DESCRIPTION OF THE TASK =
Copy every line from the data below in which the string "гена" can be found.

--- Begin DATA RECORDS ---

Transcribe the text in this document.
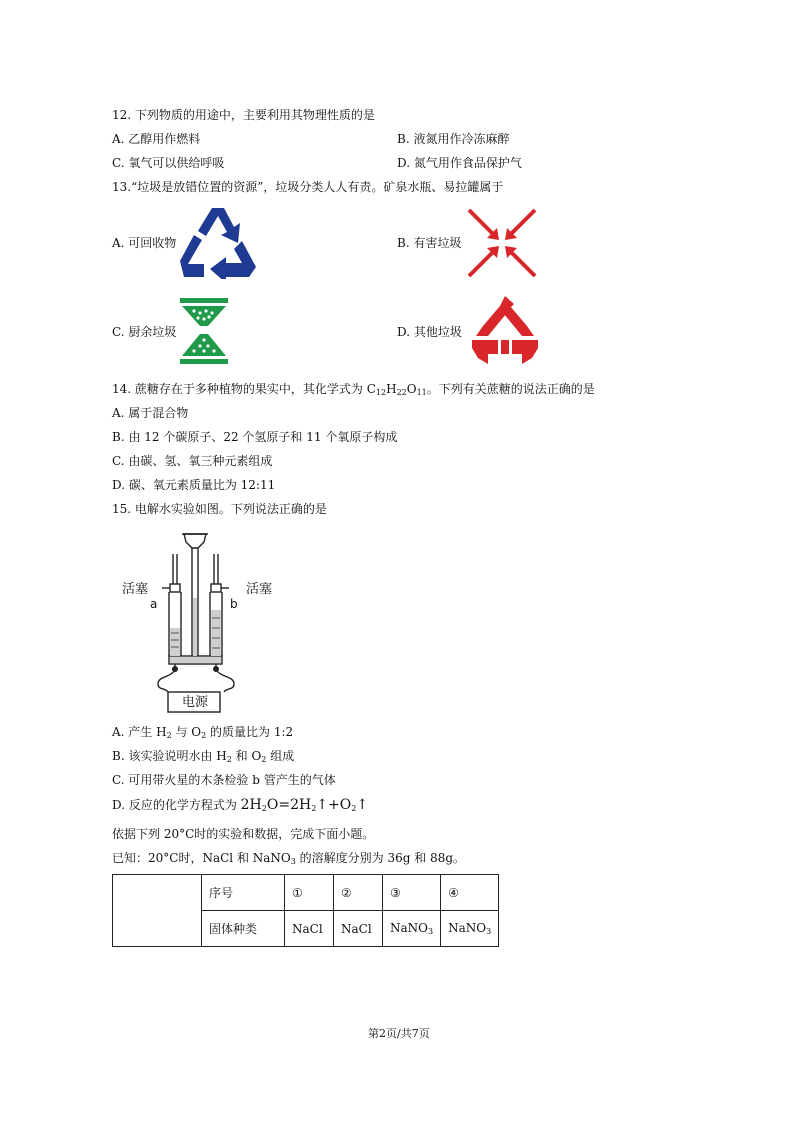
12. 下列物质的用途中，主要利用其物理性质的是
A. 乙醇用作燃料	B. 液氮用作冷冻麻醉
C. 氧气可以供给呼吸	D. 氮气用作食品保护气
13.“垃圾是放错位置的资源”，垃圾分类人人有责。矿泉水瓶、易拉罐属于
A. 可回收物	B. 有害垃圾
C. 厨余垃圾	D. 其他垃圾
14. 蔗糖存在于多种植物的果实中，其化学式为 $C_{12}H_{22}O_{11}$。下列有关蔗糖的说法正确的是
A. 属于混合物
B. 由 12 个碳原子、22 个氢原子和 11 个氧原子构成
C. 由碳、氢、氧三种元素组成
D. 碳、氧元素质量比为 12:11
15. 电解水实验如图。下列说法正确的是
活塞	活塞
a	b
电源
A. 产生 $H_2$ 与 $O_2$ 的质量比为 1:2
B. 该实验说明水由 $H_2$ 和 $O_2$ 组成
C. 可用带火星的木条检验 b 管产生的气体
D. 反应的化学方程式为 $2H_2O=2H_2↑+O_2↑$
依据下列 20°C时的实验和数据，完成下面小题。
已知：20°C时，NaCl 和 NaNO$_3$ 的溶解度分别为 36g 和 88g。
	序号	①	②	③	④
	固体种类	NaCl	NaCl	NaNO$_3$	NaNO$_3$
第2页/共7页
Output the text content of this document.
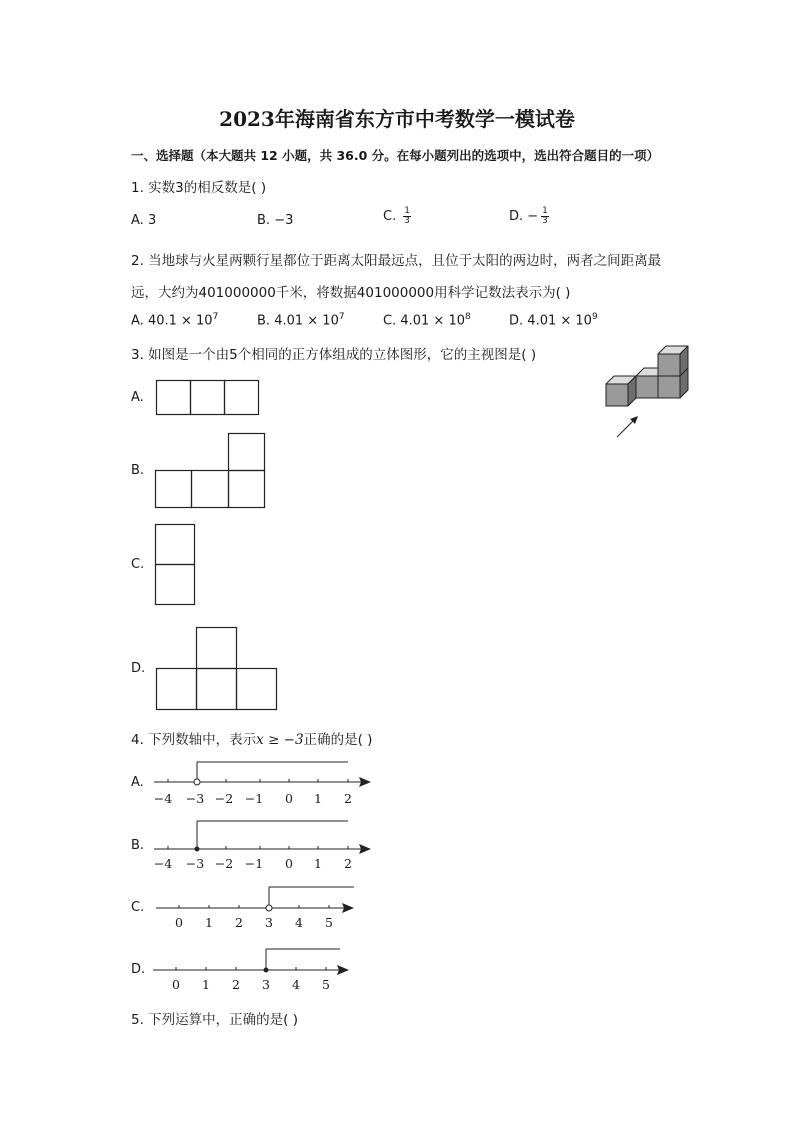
2023年海南省东方市中考数学一模试卷
一、选择题（本大题共 12 小题，共 36.0 分。在每小题列出的选项中，选出符合题目的一项）
1. 实数3的相反数是( )
A. 3	B. −3	C. $\frac{1}{3}$	D. − $\frac{1}{3}$
2. 当地球与火星两颗行星都位于距离太阳最远点，且位于太阳的两边时，两者之间距离最
远，大约为401000000千米，将数据401000000用科学记数法表示为( )
A. $40.1 \times 10^7$	B. $4.01 \times 10^7$	C. $4.01 \times 10^8$	D. $4.01 \times 10^9$
3. 如图是一个由5个相同的正方体组成的立体图形，它的主视图是( )
A.
B.
C.
D.
4. 下列数轴中，表示x ≥ −3正确的是( )
A.
−4 −3 −2 −1 0 1 2
B.
−4 −3 −2 −1 0 1 2
C.
0 1 2 3 4 5
D.
0 1 2 3 4 5
5. 下列运算中，正确的是( )
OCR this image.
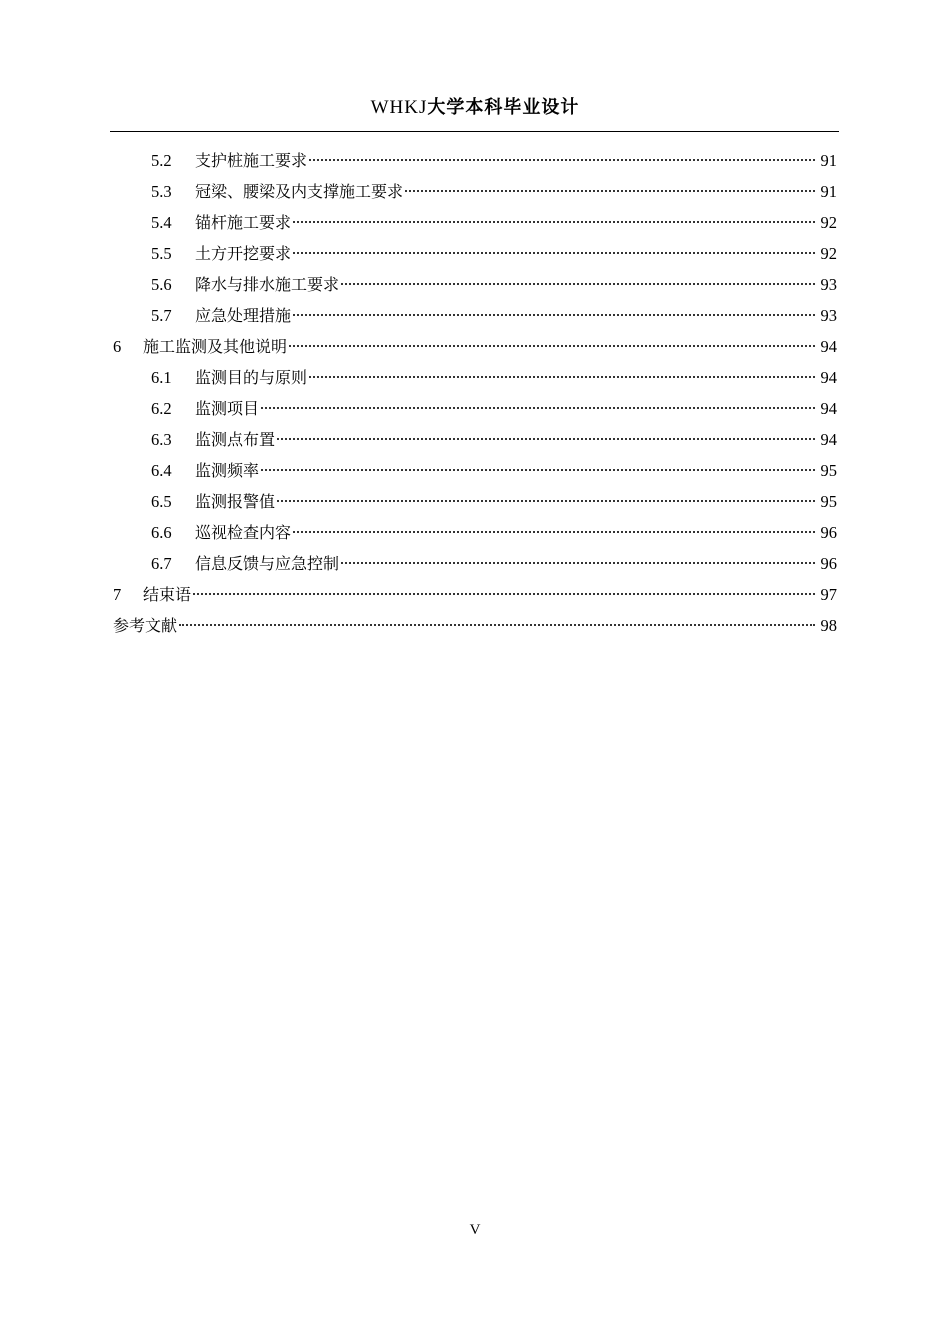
WHKJ大学本科毕业设计
5.2	支护桩施工要求	91
5.3	冠梁、腰梁及内支撑施工要求	91
5.4	锚杆施工要求	92
5.5	土方开挖要求	92
5.6	降水与排水施工要求	93
5.7	应急处理措施	93
6	施工监测及其他说明	94
6.1	监测目的与原则	94
6.2	监测项目	94
6.3	监测点布置	94
6.4	监测频率	95
6.5	监测报警值	95
6.6	巡视检查内容	96
6.7	信息反馈与应急控制	96
7	结束语	97
参考文献	98
V
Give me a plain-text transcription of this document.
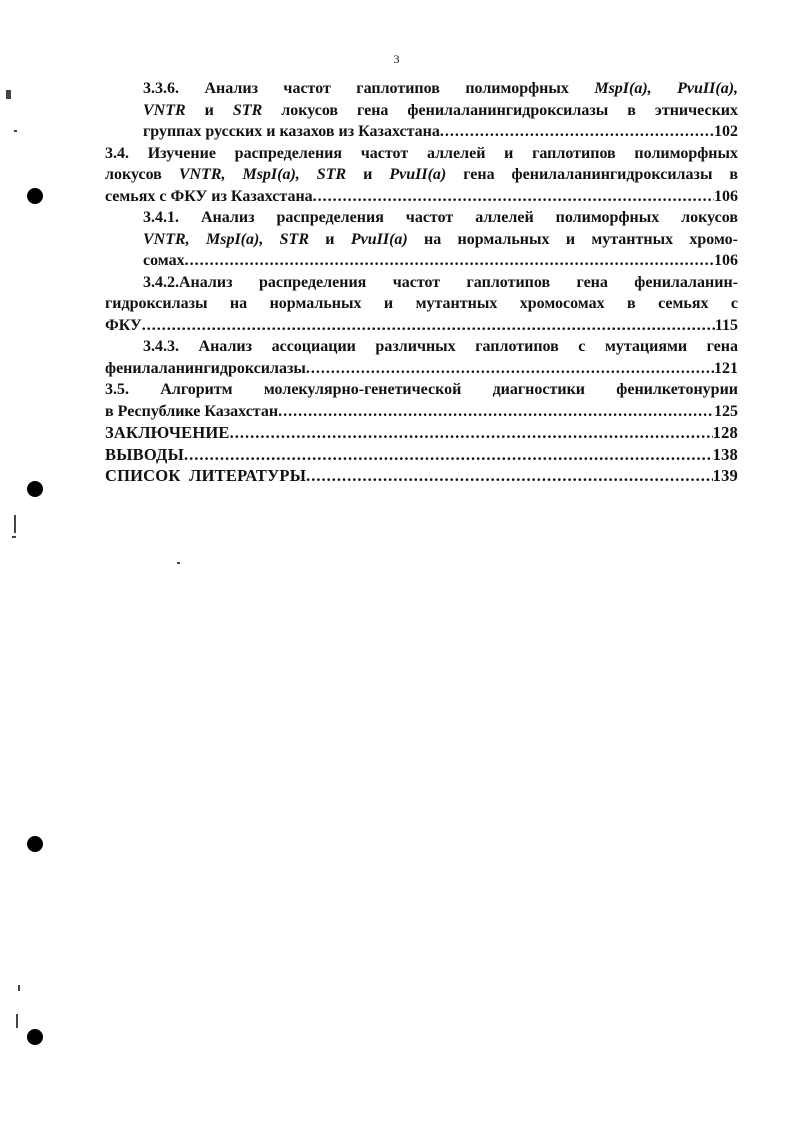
3
3.3.6. Анализ частот гаплотипов полиморфных MspI(a), PvuII(a),
VNTR и STR локусов гена фенилаланингидроксилазы в этнических
группах русских и казахов из Казахстана .....	102
3.4. Изучение распределения частот аллелей и гаплотипов полиморфных
локусов VNTR, MspI(a), STR и PvuII(a) гена фенилаланингидроксилазы в
семьях с ФКУ из Казахстана .....	106
3.4.1. Анализ распределения частот аллелей полиморфных локусов
VNTR, MspI(a), STR и PvuII(a) на нормальных и мутантных хромо-
сомах .....	106
3.4.2.Анализ распределения частот гаплотипов гена фенилаланин-
гидроксилазы на нормальных и мутантных хромосомах в семьях с
ФКУ .....	115
3.4.3. Анализ ассоциации различных гаплотипов с мутациями гена
фенилаланингидроксилазы .....	121
3.5. Алгоритм молекулярно-генетической диагностики фенилкетонурии
в Республике Казахстан .....	125
ЗАКЛЮЧЕНИЕ .....	128
ВЫВОДЫ .....	138
СПИСОК  ЛИТЕРАТУРЫ .....	139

--- End DATA RECORDS ---

SOLUTION TO THE EXERCISE =
VNTR и STR локусов гена фенилаланингидроксилазы в этнических
локусов VNTR, MspI(a), STR и PvuII(a) гена фенилаланингидроксилазы в
3.4.2.Анализ распределения частот гаплотипов гена фенилаланин-
3.4.3. Анализ ассоциации различных гаплотипов с мутациями гена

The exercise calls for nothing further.